From the listing below, pull out every line where the string "content" appears.

Collection entries:
— begin —
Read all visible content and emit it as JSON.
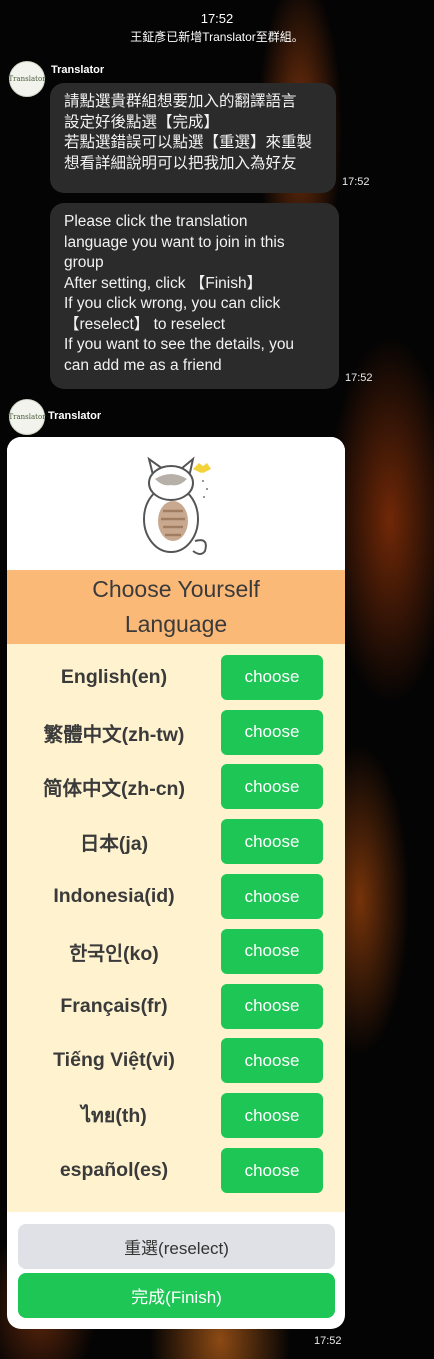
{
  "status": {
    "time": "17:52",
    "system_message": "王鉦彥已新增Translator至群組。"
  },
  "messages": [
    {
      "sender": "Translator",
      "lines": [
        "請點選貴群組想要加入的翻譯語言",
        "設定好後點選【完成】",
        "若點選錯誤可以點選【重選】來重製",
        "想看詳細說明可以把我加入為好友"
      ],
      "time": "17:52"
    },
    {
      "lines": [
        "Please click the translation",
        "language you want to join in this",
        "group",
        "After setting, click 【Finish】",
        "If you click wrong, you can click",
        "【reselect】 to reselect",
        "If you want to see the details, you",
        "can add me as a friend"
      ],
      "time": "17:52"
    }
  ],
  "card": {
    "sender": "Translator",
    "avatar_text": "Translator",
    "hero_icon": "cat-illustration-icon",
    "header_line1": "Choose Yourself",
    "header_line2": "Language",
    "choose_label": "choose",
    "languages": [
      {
        "label": "English(en)"
      },
      {
        "label": "繁體中文(zh-tw)"
      },
      {
        "label": "简体中文(zh-cn)"
      },
      {
        "label": "日本(ja)"
      },
      {
        "label": "Indonesia(id)"
      },
      {
        "label": "한국인(ko)"
      },
      {
        "label": "Français(fr)"
      },
      {
        "label": "Tiếng Việt(vi)"
      },
      {
        "label": "ไทย(th)"
      },
      {
        "label": "español(es)"
      }
    ],
    "reselect_label": "重選(reselect)",
    "finish_label": "完成(Finish)",
    "time": "17:52"
  },
  "colors": {
    "header_band": "#fbb978",
    "lang_area": "#fff3cf",
    "choose_button": "#1ec656",
    "reselect_button": "#dfe1e6",
    "bubble": "#2b2b2b"
  }
}
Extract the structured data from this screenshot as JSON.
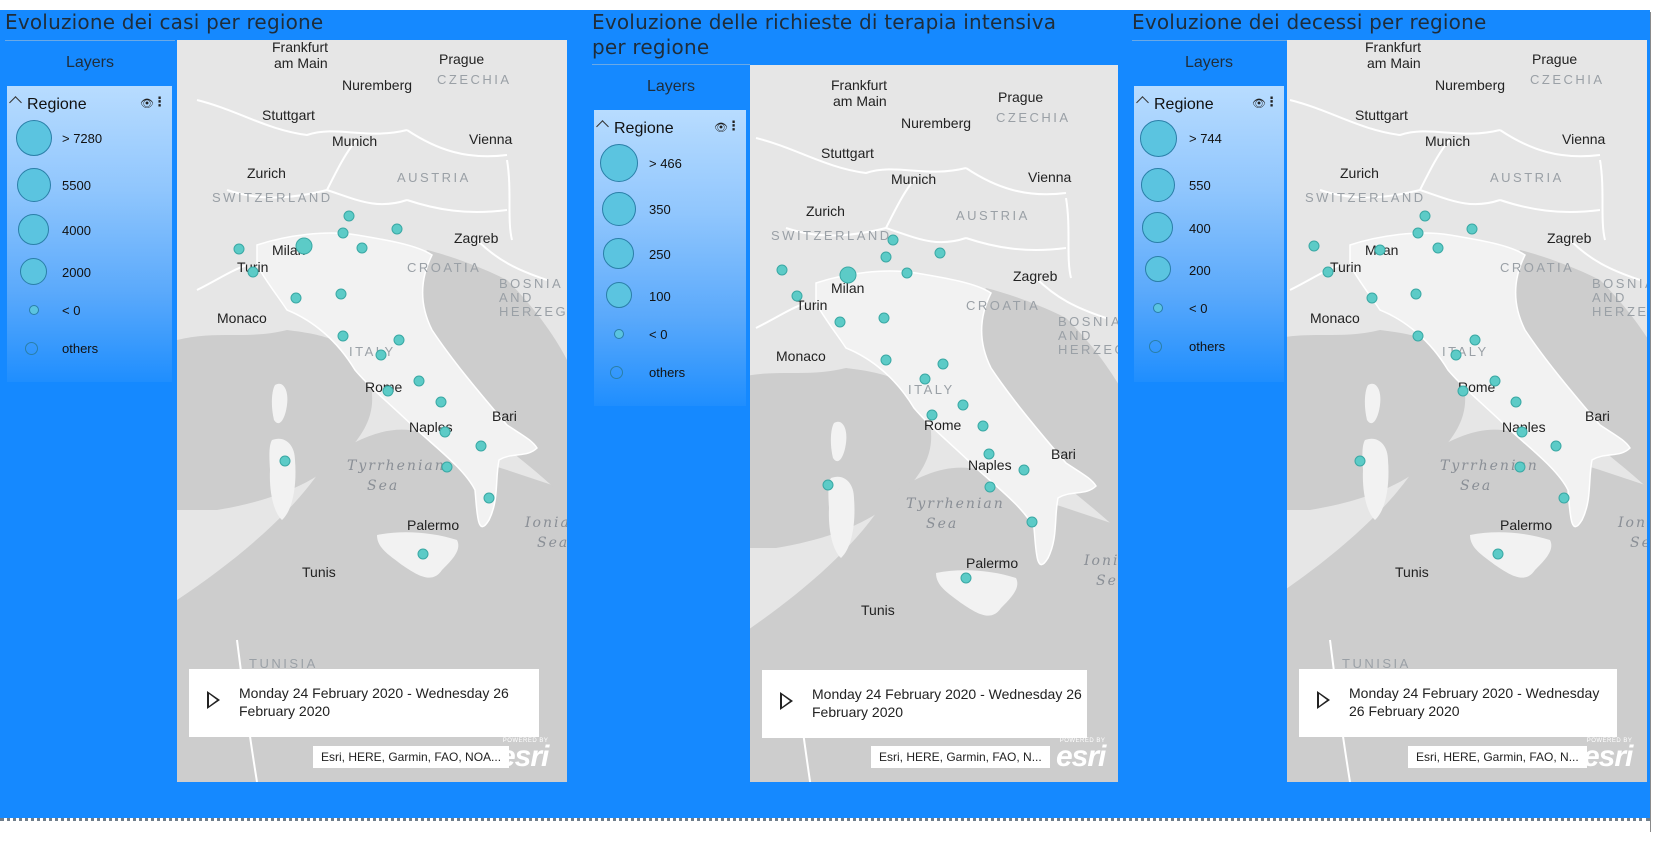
{
  "panels": [
    {
      "title": "Evoluzione dei casi per regione",
      "layers_label": "Layers",
      "legend_title": "Regione",
      "legend_items": [
        {
          "label": "> 7280",
          "marker": "circle-xl"
        },
        {
          "label": "5500",
          "marker": "circle-l"
        },
        {
          "label": "4000",
          "marker": "circle-m"
        },
        {
          "label": "2000",
          "marker": "circle-s"
        },
        {
          "label": "< 0",
          "marker": "circle-xs"
        },
        {
          "label": "others",
          "marker": "circle-hollow"
        }
      ],
      "time_range": "Monday 24 February 2020 - Wednesday 26 February 2020",
      "attribution": "Esri, HERE, Garmin, FAO, NOA...",
      "logo_powered": "POWERED BY",
      "logo_text": "esri"
    },
    {
      "title": "Evoluzione delle richieste di terapia intensiva per regione",
      "layers_label": "Layers",
      "legend_title": "Regione",
      "legend_items": [
        {
          "label": "> 466",
          "marker": "circle-xl"
        },
        {
          "label": "350",
          "marker": "circle-l"
        },
        {
          "label": "250",
          "marker": "circle-m"
        },
        {
          "label": "100",
          "marker": "circle-s"
        },
        {
          "label": "< 0",
          "marker": "circle-xs"
        },
        {
          "label": "others",
          "marker": "circle-hollow"
        }
      ],
      "time_range": "Monday 24 February 2020 - Wednesday 26 February 2020",
      "attribution": "Esri, HERE, Garmin, FAO, N...",
      "logo_powered": "POWERED BY",
      "logo_text": "esri"
    },
    {
      "title": "Evoluzione dei decessi per regione",
      "layers_label": "Layers",
      "legend_title": "Regione",
      "legend_items": [
        {
          "label": "> 744",
          "marker": "circle-xl"
        },
        {
          "label": "550",
          "marker": "circle-l"
        },
        {
          "label": "400",
          "marker": "circle-m"
        },
        {
          "label": "200",
          "marker": "circle-s"
        },
        {
          "label": "< 0",
          "marker": "circle-xs"
        },
        {
          "label": "others",
          "marker": "circle-hollow"
        }
      ],
      "time_range": "Monday 24 February 2020 - Wednesday 26 February 2020",
      "attribution": "Esri, HERE, Garmin, FAO, N...",
      "logo_powered": "POWERED BY",
      "logo_text": "esri"
    }
  ],
  "map_labels": {
    "cities": [
      "Frankfurt am Main",
      "Prague",
      "Nuremberg",
      "Stuttgart",
      "Munich",
      "Vienna",
      "Zurich",
      "Milan",
      "Turin",
      "Zagreb",
      "Monaco",
      "Rome",
      "Naples",
      "Bari",
      "Palermo",
      "Tunis"
    ],
    "countries": [
      "CZECHIA",
      "AUSTRIA",
      "SWITZERLAND",
      "CROATIA",
      "BOSNIA AND HERZEGOVINA",
      "ITALY",
      "TUNISIA"
    ],
    "seas": [
      "Tyrrhenian Sea",
      "Ionian Sea"
    ]
  },
  "colors": {
    "dashboard_bg": "#1589ff",
    "bubble_fill": "#5ccbc7",
    "legend_bubble": "#5bc4e0",
    "map_land": "#e6e6e6",
    "map_sea": "#cdcdcd"
  }
}
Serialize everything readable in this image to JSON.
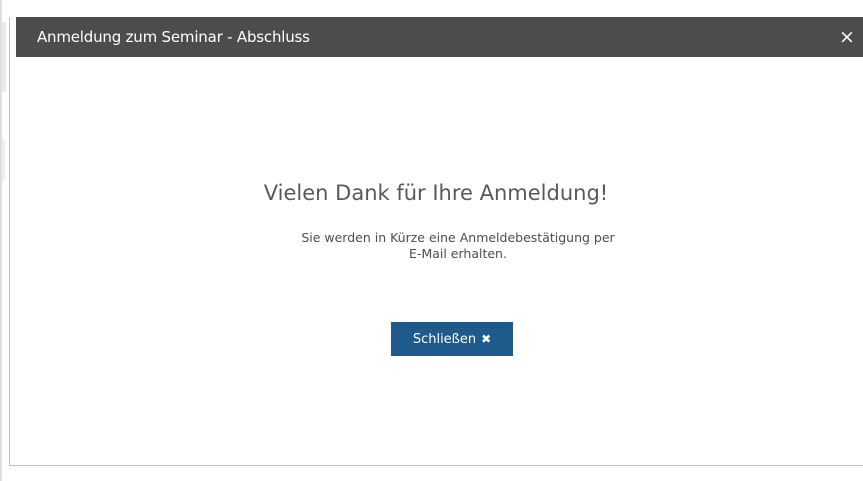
{
  "dialog": {
    "title": "Anmeldung zum Seminar - Abschluss",
    "close_glyph": "×",
    "heading": "Vielen Dank für Ihre Anmeldung!",
    "message_line1": "Sie werden in Kürze eine Anmeldebestätigung per",
    "message_line2": "E-Mail erhalten.",
    "button_label": "Schließen",
    "button_icon": "close-icon",
    "button_icon_glyph": "✖"
  },
  "colors": {
    "titlebar": "#4c4c4c",
    "button": "#1f5a8c",
    "heading_text": "#595959"
  }
}
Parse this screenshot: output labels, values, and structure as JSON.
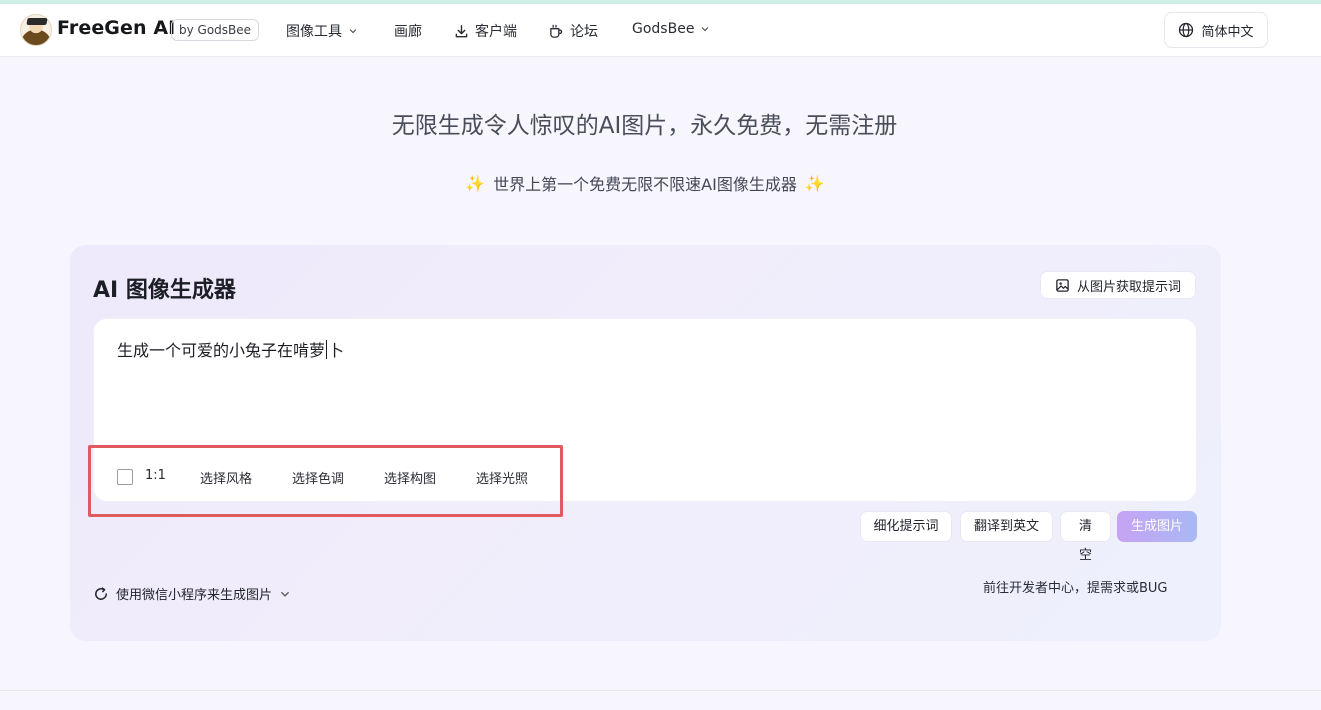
{
  "header": {
    "brand": "FreeGen AI",
    "by_badge": "by GodsBee",
    "nav": {
      "image_tools": "图像工具",
      "gallery": "画廊",
      "client": "客户端",
      "forum": "论坛",
      "godsbee": "GodsBee"
    },
    "language": "简体中文"
  },
  "hero": {
    "title": "无限生成令人惊叹的AI图片，永久免费，无需注册",
    "subtitle": "世界上第一个免费无限不限速AI图像生成器"
  },
  "generator": {
    "title": "AI 图像生成器",
    "image_to_prompt": "从图片获取提示词",
    "prompt_value_before_caret": "生成一个可爱的小兔子在啃萝",
    "prompt_value_after_caret": "卜",
    "options": {
      "ratio": "1:1",
      "style": "选择风格",
      "color": "选择色调",
      "composition": "选择构图",
      "lighting": "选择光照"
    },
    "actions": {
      "refine": "细化提示词",
      "translate": "翻译到英文",
      "clear": "清空",
      "generate": "生成图片"
    },
    "wechat": "使用微信小程序来生成图片",
    "dev_link": "前往开发者中心，提需求或BUG"
  },
  "colors": {
    "highlight_border": "#e05a5f",
    "generate_gradient_start": "#c6a3f3",
    "generate_gradient_end": "#a9b8f5",
    "sparkle": "#f2b84b"
  },
  "icons": [
    "logo-avatar",
    "chevron-down-icon",
    "download-icon",
    "coffee-cup-icon",
    "globe-icon",
    "image-icon",
    "sparkle-icon",
    "refresh-icon"
  ]
}
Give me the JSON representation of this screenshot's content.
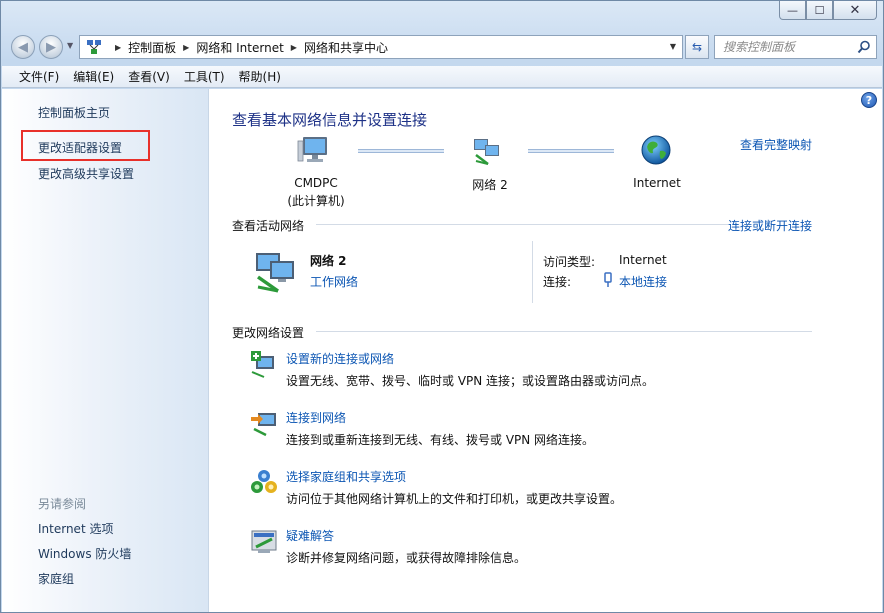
{
  "window": {
    "caption": {
      "minimize": "—",
      "maximize": "☐",
      "close": "✕"
    }
  },
  "nav": {
    "breadcrumbs": [
      "控制面板",
      "网络和 Internet",
      "网络和共享中心"
    ],
    "search_placeholder": "搜索控制面板"
  },
  "menu": [
    "文件(F)",
    "编辑(E)",
    "查看(V)",
    "工具(T)",
    "帮助(H)"
  ],
  "sidebar": {
    "home": "控制面板主页",
    "links": [
      "更改适配器设置",
      "更改高级共享设置"
    ],
    "see_also_heading": "另请参阅",
    "see_also": [
      "Internet 选项",
      "Windows 防火墙",
      "家庭组"
    ]
  },
  "main": {
    "title": "查看基本网络信息并设置连接",
    "full_map_link": "查看完整映射",
    "map": {
      "computer_name": "CMDPC",
      "computer_sub": "(此计算机)",
      "network": "网络  2",
      "internet": "Internet"
    },
    "active_networks": {
      "title": "查看活动网络",
      "connect_link": "连接或断开连接",
      "network_name": "网络  2",
      "network_type": "工作网络",
      "access_type_label": "访问类型:",
      "access_type_value": "Internet",
      "connection_label": "连接:",
      "connection_value": "本地连接"
    },
    "change_settings": {
      "title": "更改网络设置",
      "tasks": [
        {
          "title": "设置新的连接或网络",
          "desc": "设置无线、宽带、拨号、临时或 VPN 连接；或设置路由器或访问点。"
        },
        {
          "title": "连接到网络",
          "desc": "连接到或重新连接到无线、有线、拨号或 VPN 网络连接。"
        },
        {
          "title": "选择家庭组和共享选项",
          "desc": "访问位于其他网络计算机上的文件和打印机，或更改共享设置。"
        },
        {
          "title": "疑难解答",
          "desc": "诊断并修复网络问题，或获得故障排除信息。"
        }
      ]
    }
  },
  "colors": {
    "link": "#0c56b3",
    "title": "#1e3287",
    "highlight_box": "#e8302a"
  }
}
— end —
▶ [In response]:
Read all visible content and emit it as JSON.
Give me the JSON representation of this screenshot's content.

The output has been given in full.